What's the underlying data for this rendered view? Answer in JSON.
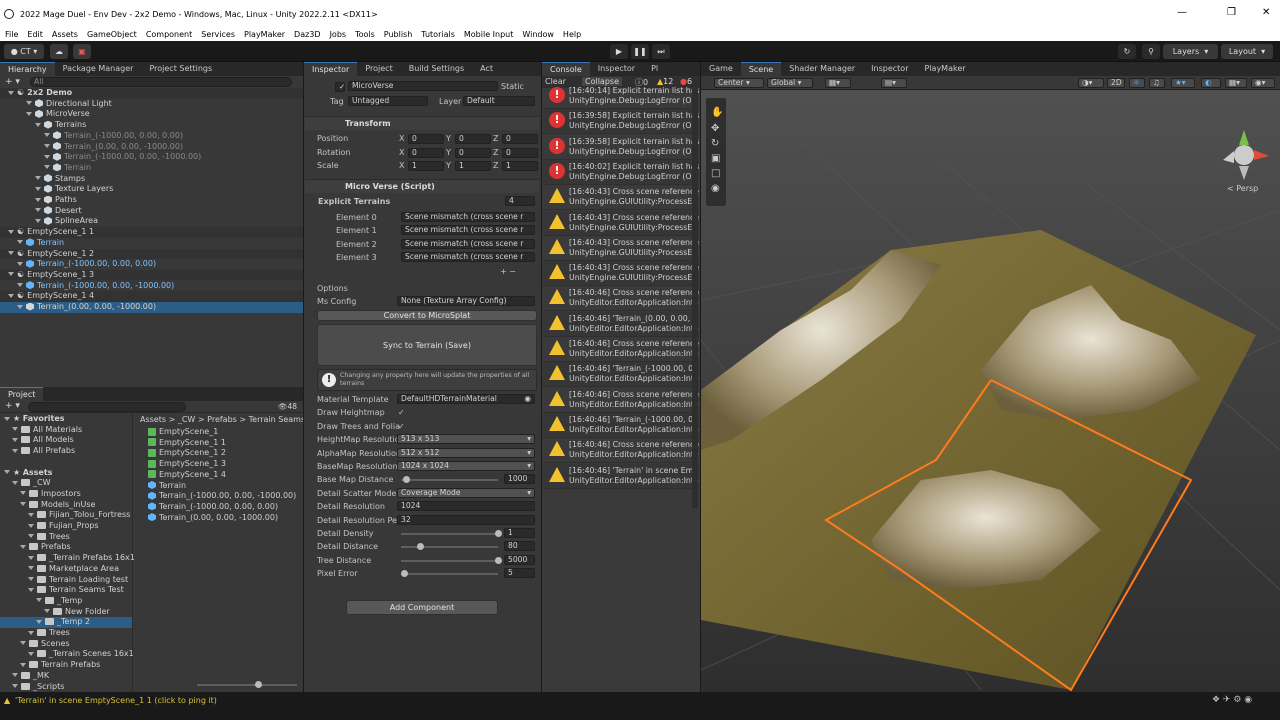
{
  "window": {
    "title": "2022 Mage Duel - Env Dev - 2x2 Demo - Windows, Mac, Linux - Unity 2022.2.11 <DX11>"
  },
  "menu": [
    "File",
    "Edit",
    "Assets",
    "GameObject",
    "Component",
    "Services",
    "PlayMaker",
    "Daz3D",
    "Jobs",
    "Tools",
    "Publish",
    "Tutorials",
    "Mobile Input",
    "Window",
    "Help"
  ],
  "toolbar": {
    "account": "CT",
    "layers": "Layers",
    "layout": "Layout"
  },
  "hierarchy": {
    "tabs": [
      "Hierarchy",
      "Package Manager",
      "Project Settings"
    ],
    "search_placeholder": "All",
    "rows": [
      {
        "text": "2x2 Demo",
        "indent": 0,
        "kind": "scene",
        "bold": true,
        "dim": false,
        "sel": false
      },
      {
        "text": "Directional Light",
        "indent": 2,
        "kind": "cube",
        "dim": false,
        "sel": false
      },
      {
        "text": "MicroVerse",
        "indent": 2,
        "kind": "cube",
        "dim": false,
        "sel": false
      },
      {
        "text": "Terrains",
        "indent": 3,
        "kind": "cube",
        "dim": false,
        "sel": false
      },
      {
        "text": "Terrain_(-1000.00, 0.00, 0.00)",
        "indent": 4,
        "kind": "cube",
        "dim": true,
        "sel": false
      },
      {
        "text": "Terrain_(0.00, 0.00, -1000.00)",
        "indent": 4,
        "kind": "cube",
        "dim": true,
        "sel": false
      },
      {
        "text": "Terrain_(-1000.00, 0.00, -1000.00)",
        "indent": 4,
        "kind": "cube",
        "dim": true,
        "sel": false
      },
      {
        "text": "Terrain",
        "indent": 4,
        "kind": "cube",
        "dim": true,
        "sel": false
      },
      {
        "text": "Stamps",
        "indent": 3,
        "kind": "cube",
        "dim": false,
        "sel": false
      },
      {
        "text": "Texture Layers",
        "indent": 3,
        "kind": "cube",
        "dim": false,
        "sel": false
      },
      {
        "text": "Paths",
        "indent": 3,
        "kind": "cube",
        "dim": false,
        "sel": false
      },
      {
        "text": "Desert",
        "indent": 3,
        "kind": "cube",
        "dim": false,
        "sel": false
      },
      {
        "text": "SplineArea",
        "indent": 3,
        "kind": "cube",
        "dim": false,
        "sel": false
      },
      {
        "text": "EmptyScene_1 1",
        "indent": 0,
        "kind": "scene",
        "dim": false,
        "sel": false
      },
      {
        "text": "Terrain",
        "indent": 1,
        "kind": "cube",
        "dim": false,
        "sel": false,
        "blue": true
      },
      {
        "text": "EmptyScene_1 2",
        "indent": 0,
        "kind": "scene",
        "dim": false,
        "sel": false
      },
      {
        "text": "Terrain_(-1000.00, 0.00, 0.00)",
        "indent": 1,
        "kind": "cube",
        "dim": false,
        "sel": false,
        "blue": true
      },
      {
        "text": "EmptyScene_1 3",
        "indent": 0,
        "kind": "scene",
        "dim": false,
        "sel": false
      },
      {
        "text": "Terrain_(-1000.00, 0.00, -1000.00)",
        "indent": 1,
        "kind": "cube",
        "dim": false,
        "sel": false,
        "blue": true
      },
      {
        "text": "EmptyScene_1 4",
        "indent": 0,
        "kind": "scene",
        "dim": false,
        "sel": false
      },
      {
        "text": "Terrain_(0.00, 0.00, -1000.00)",
        "indent": 1,
        "kind": "cube",
        "dim": false,
        "sel": true
      }
    ]
  },
  "project": {
    "tab": "Project",
    "count": "48",
    "breadcrumb": [
      "Assets",
      "_CW",
      "Prefabs",
      "Terrain Seams"
    ],
    "tree": [
      {
        "text": "Favorites",
        "indent": 0,
        "bold": true
      },
      {
        "text": "All Materials",
        "indent": 1
      },
      {
        "text": "All Models",
        "indent": 1
      },
      {
        "text": "All Prefabs",
        "indent": 1
      },
      {
        "text": "",
        "indent": 0
      },
      {
        "text": "Assets",
        "indent": 0,
        "bold": true
      },
      {
        "text": "_CW",
        "indent": 1
      },
      {
        "text": "Impostors",
        "indent": 2
      },
      {
        "text": "Models_inUse",
        "indent": 2
      },
      {
        "text": "Fijian_Tolou_Fortress",
        "indent": 3
      },
      {
        "text": "Fujian_Props",
        "indent": 3
      },
      {
        "text": "Trees",
        "indent": 3
      },
      {
        "text": "Prefabs",
        "indent": 2
      },
      {
        "text": "_Terrain Prefabs 16x1",
        "indent": 3
      },
      {
        "text": "Marketplace Area",
        "indent": 3
      },
      {
        "text": "Terrain Loading test",
        "indent": 3
      },
      {
        "text": "Terrain Seams Test",
        "indent": 3
      },
      {
        "text": "_Temp",
        "indent": 4
      },
      {
        "text": "New Folder",
        "indent": 5
      },
      {
        "text": "_Temp 2",
        "indent": 4,
        "sel": true
      },
      {
        "text": "Trees",
        "indent": 3
      },
      {
        "text": "Scenes",
        "indent": 2
      },
      {
        "text": "_Terrain Scenes 16x1",
        "indent": 3
      },
      {
        "text": "Terrain Prefabs",
        "indent": 2
      },
      {
        "text": "_MK",
        "indent": 1
      },
      {
        "text": "_Scripts",
        "indent": 1
      }
    ],
    "files": [
      "EmptyScene_1",
      "EmptyScene_1 1",
      "EmptyScene_1 2",
      "EmptyScene_1 3",
      "EmptyScene_1 4",
      "Terrain",
      "Terrain_(-1000.00, 0.00, -1000.00)",
      "Terrain_(-1000.00, 0.00, 0.00)",
      "Terrain_(0.00, 0.00, -1000.00)"
    ]
  },
  "inspector": {
    "tabs": [
      "Inspector",
      "Project",
      "Build Settings",
      "Act"
    ],
    "name": "MicroVerse",
    "static": "Static",
    "tag_label": "Tag",
    "tag": "Untagged",
    "layer_label": "Layer",
    "layer": "Default",
    "transform": {
      "title": "Transform",
      "rows": [
        {
          "label": "Position",
          "x": "0",
          "y": "0",
          "z": "0"
        },
        {
          "label": "Rotation",
          "x": "0",
          "y": "0",
          "z": "0"
        },
        {
          "label": "Scale",
          "x": "1",
          "y": "1",
          "z": "1"
        }
      ]
    },
    "script": {
      "title": "Micro Verse (Script)",
      "explicit": "Explicit Terrains",
      "count": "4",
      "elements": [
        {
          "label": "Element 0",
          "value": "Scene mismatch (cross scene r"
        },
        {
          "label": "Element 1",
          "value": "Scene mismatch (cross scene r"
        },
        {
          "label": "Element 2",
          "value": "Scene mismatch (cross scene r"
        },
        {
          "label": "Element 3",
          "value": "Scene mismatch (cross scene r"
        }
      ],
      "options": "Options",
      "ms_config_label": "Ms Config",
      "ms_config": "None (Texture Array Config)",
      "convert": "Convert to MicroSplat",
      "sync": "Sync to Terrain (Save)",
      "note": "Changing any property here will update the properties of all terrains",
      "props": [
        {
          "label": "Material Template",
          "value": "DefaultHDTerrainMaterial",
          "type": "obj"
        },
        {
          "label": "Draw Heightmap",
          "value": "✓",
          "type": "check"
        },
        {
          "label": "Draw Trees and Folia",
          "value": "✓",
          "type": "check"
        },
        {
          "label": "HeightMap Resolution",
          "value": "513 x 513",
          "type": "drop"
        },
        {
          "label": "AlphaMap Resolution",
          "value": "512 x 512",
          "type": "drop"
        },
        {
          "label": "BaseMap Resolution",
          "value": "1024 x 1024",
          "type": "drop"
        },
        {
          "label": "Base Map Distance",
          "value": "1000",
          "type": "slider",
          "frac": 0.05
        },
        {
          "label": "Detail Scatter Mode",
          "value": "Coverage Mode",
          "type": "drop"
        },
        {
          "label": "Detail Resolution",
          "value": "1024",
          "type": "text"
        },
        {
          "label": "Detail Resolution Per",
          "value": "32",
          "type": "text"
        },
        {
          "label": "Detail Density",
          "value": "1",
          "type": "slider",
          "frac": 1.0
        },
        {
          "label": "Detail Distance",
          "value": "80",
          "type": "slider",
          "frac": 0.2
        },
        {
          "label": "Tree Distance",
          "value": "5000",
          "type": "slider",
          "frac": 1.0
        },
        {
          "label": "Pixel Error",
          "value": "5",
          "type": "slider",
          "frac": 0.03
        }
      ],
      "add_component": "Add Component"
    }
  },
  "console": {
    "tabs": [
      "Console",
      "Inspector",
      "Pl"
    ],
    "clear": "Clear",
    "collapse": "Collapse",
    "counts": {
      "info": "0",
      "warn": "12",
      "err": "6"
    },
    "logs": [
      {
        "type": "err",
        "l1": "[16:40:14] Explicit terrain list has",
        "l2": "UnityEngine.Debug:LogError (Obje"
      },
      {
        "type": "err",
        "l1": "[16:39:58] Explicit terrain list has",
        "l2": "UnityEngine.Debug:LogError (Obje"
      },
      {
        "type": "err",
        "l1": "[16:39:58] Explicit terrain list has",
        "l2": "UnityEngine.Debug:LogError (Obje"
      },
      {
        "type": "err",
        "l1": "[16:40:02] Explicit terrain list has",
        "l2": "UnityEngine.Debug:LogError (Obje"
      },
      {
        "type": "warn",
        "l1": "[16:40:43] Cross scene reference",
        "l2": "UnityEngine.GUIUtility:ProcessEv"
      },
      {
        "type": "warn",
        "l1": "[16:40:43] Cross scene reference",
        "l2": "UnityEngine.GUIUtility:ProcessEv"
      },
      {
        "type": "warn",
        "l1": "[16:40:43] Cross scene reference",
        "l2": "UnityEngine.GUIUtility:ProcessEv"
      },
      {
        "type": "warn",
        "l1": "[16:40:43] Cross scene reference",
        "l2": "UnityEngine.GUIUtility:ProcessEv"
      },
      {
        "type": "warn",
        "l1": "[16:40:46] Cross scene reference",
        "l2": "UnityEditor.EditorApplication:Inter"
      },
      {
        "type": "warn",
        "l1": "[16:40:46] 'Terrain_(0.00, 0.00,",
        "l2": "UnityEditor.EditorApplication:Inter"
      },
      {
        "type": "warn",
        "l1": "[16:40:46] Cross scene reference",
        "l2": "UnityEditor.EditorApplication:Inter"
      },
      {
        "type": "warn",
        "l1": "[16:40:46] 'Terrain_(-1000.00, 0.",
        "l2": "UnityEditor.EditorApplication:Inter"
      },
      {
        "type": "warn",
        "l1": "[16:40:46] Cross scene reference",
        "l2": "UnityEditor.EditorApplication:Inter"
      },
      {
        "type": "warn",
        "l1": "[16:40:46] 'Terrain_(-1000.00, 0.",
        "l2": "UnityEditor.EditorApplication:Inter"
      },
      {
        "type": "warn",
        "l1": "[16:40:46] Cross scene reference",
        "l2": "UnityEditor.EditorApplication:Inter"
      },
      {
        "type": "warn",
        "l1": "[16:40:46] 'Terrain' in scene Emp",
        "l2": "UnityEditor.EditorApplication:Inter"
      }
    ]
  },
  "scene": {
    "tabs": [
      "Game",
      "Scene",
      "Shader Manager",
      "Inspector",
      "PlayMaker"
    ],
    "pivot": "Center",
    "space": "Global",
    "mode": "2D",
    "persp": "< Persp"
  },
  "status": {
    "message": "'Terrain' in scene EmptyScene_1 1 (click to ping it)"
  },
  "colors": {
    "accent": "#2c5d87",
    "selection_outline": "#ff7b1c",
    "warn": "#f2c12e",
    "error": "#dd3333"
  }
}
______________________________
* **Task requirements**: Only lines with "Draw" are wanted here; list each of them.

* **Output for this exercise**:
          "label": "Draw Heightmap",
          "label": "Draw Trees and Folia",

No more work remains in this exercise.